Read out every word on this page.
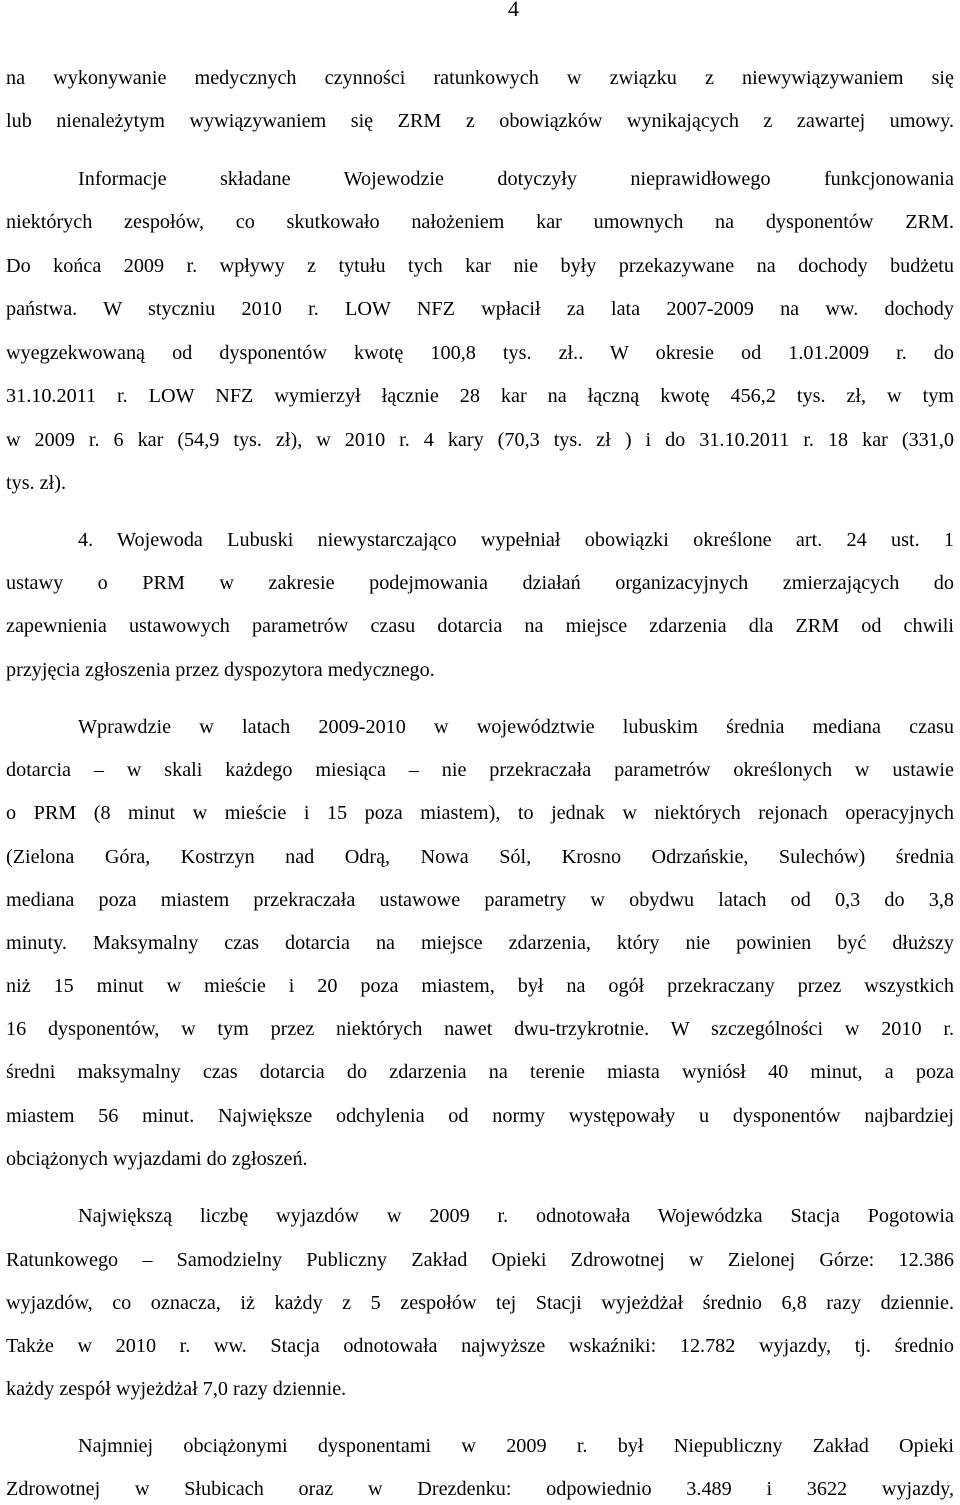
4
na wykonywanie medycznych czynności ratunkowych w związku z niewywiązywaniem się
lub nienależytym wywiązywaniem się ZRM z obowiązków wynikających z zawartej umowy.
Informacje składane Wojewodzie dotyczyły nieprawidłowego funkcjonowania
niektórych zespołów, co skutkowało nałożeniem kar umownych na dysponentów ZRM.
Do końca 2009 r. wpływy z tytułu tych kar nie były przekazywane na dochody budżetu
państwa. W styczniu 2010 r. LOW NFZ wpłacił za lata 2007-2009 na ww. dochody
wyegzekwowaną od dysponentów kwotę 100,8 tys. zł.. W okresie od 1.01.2009 r. do
31.10.2011 r. LOW NFZ wymierzył łącznie 28 kar na łączną kwotę 456,2 tys. zł, w tym
w 2009 r. 6 kar (54,9 tys. zł), w 2010 r. 4 kary (70,3 tys. zł ) i do 31.10.2011 r. 18 kar (331,0
tys. zł).
4. Wojewoda Lubuski niewystarczająco wypełniał obowiązki określone art. 24 ust. 1
ustawy o PRM w zakresie podejmowania działań organizacyjnych zmierzających do
zapewnienia ustawowych parametrów czasu dotarcia na miejsce zdarzenia dla ZRM od chwili
przyjęcia zgłoszenia przez dyspozytora medycznego.
Wprawdzie w latach 2009-2010 w województwie lubuskim średnia mediana czasu
dotarcia – w skali każdego miesiąca – nie przekraczała parametrów określonych w ustawie
o PRM (8 minut w mieście i 15 poza miastem), to jednak w niektórych rejonach operacyjnych
(Zielona Góra, Kostrzyn nad Odrą, Nowa Sól, Krosno Odrzańskie, Sulechów) średnia
mediana poza miastem przekraczała ustawowe parametry w obydwu latach od 0,3 do 3,8
minuty. Maksymalny czas dotarcia na miejsce zdarzenia, który nie powinien być dłuższy
niż 15 minut w mieście i 20 poza miastem, był na ogół przekraczany przez wszystkich
16 dysponentów, w tym przez niektórych nawet dwu-trzykrotnie. W szczególności w 2010 r.
średni maksymalny czas dotarcia do zdarzenia na terenie miasta wyniósł 40 minut, a poza
miastem 56 minut. Największe odchylenia od normy występowały u dysponentów najbardziej
obciążonych wyjazdami do zgłoszeń.
Największą liczbę wyjazdów w 2009 r. odnotowała Wojewódzka Stacja Pogotowia
Ratunkowego – Samodzielny Publiczny Zakład Opieki Zdrowotnej w Zielonej Górze: 12.386
wyjazdów, co oznacza, iż każdy z 5 zespołów tej Stacji wyjeżdżał średnio 6,8 razy dziennie.
Także w 2010 r. ww. Stacja odnotowała najwyższe wskaźniki: 12.782 wyjazdy, tj. średnio
każdy zespół wyjeżdżał 7,0 razy dziennie.
Najmniej obciążonymi dysponentami w 2009 r. był Niepubliczny Zakład Opieki
Zdrowotnej w Słubicach oraz w Drezdenku: odpowiednio 3.489 i 3622 wyjazdy,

______

● **AIM OF THE EXERCISE**
The material above must be printed exactly, with its pictures left out.

● **SOLUTION TO THIS TASK**
Read out every word on this page.
4
na wykonywanie medycznych czynności ratunkowych w związku z niewywiązywaniem się
lub nienależytym wywiązywaniem się ZRM z obowiązków wynikających z zawartej umowy.
Informacje składane Wojewodzie dotyczyły nieprawidłowego funkcjonowania
niektórych zespołów, co skutkowało nałożeniem kar umownych na dysponentów ZRM.
Do końca 2009 r. wpływy z tytułu tych kar nie były przekazywane na dochody budżetu
państwa. W styczniu 2010 r. LOW NFZ wpłacił za lata 2007-2009 na ww. dochody
wyegzekwowaną od dysponentów kwotę 100,8 tys. zł.. W okresie od 1.01.2009 r. do
31.10.2011 r. LOW NFZ wymierzył łącznie 28 kar na łączną kwotę 456,2 tys. zł, w tym
w 2009 r. 6 kar (54,9 tys. zł), w 2010 r. 4 kary (70,3 tys. zł ) i do 31.10.2011 r. 18 kar (331,0
tys. zł).
4. Wojewoda Lubuski niewystarczająco wypełniał obowiązki określone art. 24 ust. 1
ustawy o PRM w zakresie podejmowania działań organizacyjnych zmierzających do
zapewnienia ustawowych parametrów czasu dotarcia na miejsce zdarzenia dla ZRM od chwili
przyjęcia zgłoszenia przez dyspozytora medycznego.
Wprawdzie w latach 2009-2010 w województwie lubuskim średnia mediana czasu
dotarcia – w skali każdego miesiąca – nie przekraczała parametrów określonych w ustawie
o PRM (8 minut w mieście i 15 poza miastem), to jednak w niektórych rejonach operacyjnych
(Zielona Góra, Kostrzyn nad Odrą, Nowa Sól, Krosno Odrzańskie, Sulechów) średnia
mediana poza miastem przekraczała ustawowe parametry w obydwu latach od 0,3 do 3,8
minuty. Maksymalny czas dotarcia na miejsce zdarzenia, który nie powinien być dłuższy
niż 15 minut w mieście i 20 poza miastem, był na ogół przekraczany przez wszystkich
16 dysponentów, w tym przez niektórych nawet dwu-trzykrotnie. W szczególności w 2010 r.
średni maksymalny czas dotarcia do zdarzenia na terenie miasta wyniósł 40 minut, a poza
miastem 56 minut. Największe odchylenia od normy występowały u dysponentów najbardziej
obciążonych wyjazdami do zgłoszeń.
Największą liczbę wyjazdów w 2009 r. odnotowała Wojewódzka Stacja Pogotowia
Ratunkowego – Samodzielny Publiczny Zakład Opieki Zdrowotnej w Zielonej Górze: 12.386
wyjazdów, co oznacza, iż każdy z 5 zespołów tej Stacji wyjeżdżał średnio 6,8 razy dziennie.
Także w 2010 r. ww. Stacja odnotowała najwyższe wskaźniki: 12.782 wyjazdy, tj. średnio
każdy zespół wyjeżdżał 7,0 razy dziennie.
Najmniej obciążonymi dysponentami w 2009 r. był Niepubliczny Zakład Opieki
Zdrowotnej w Słubicach oraz w Drezdenku: odpowiednio 3.489 i 3622 wyjazdy,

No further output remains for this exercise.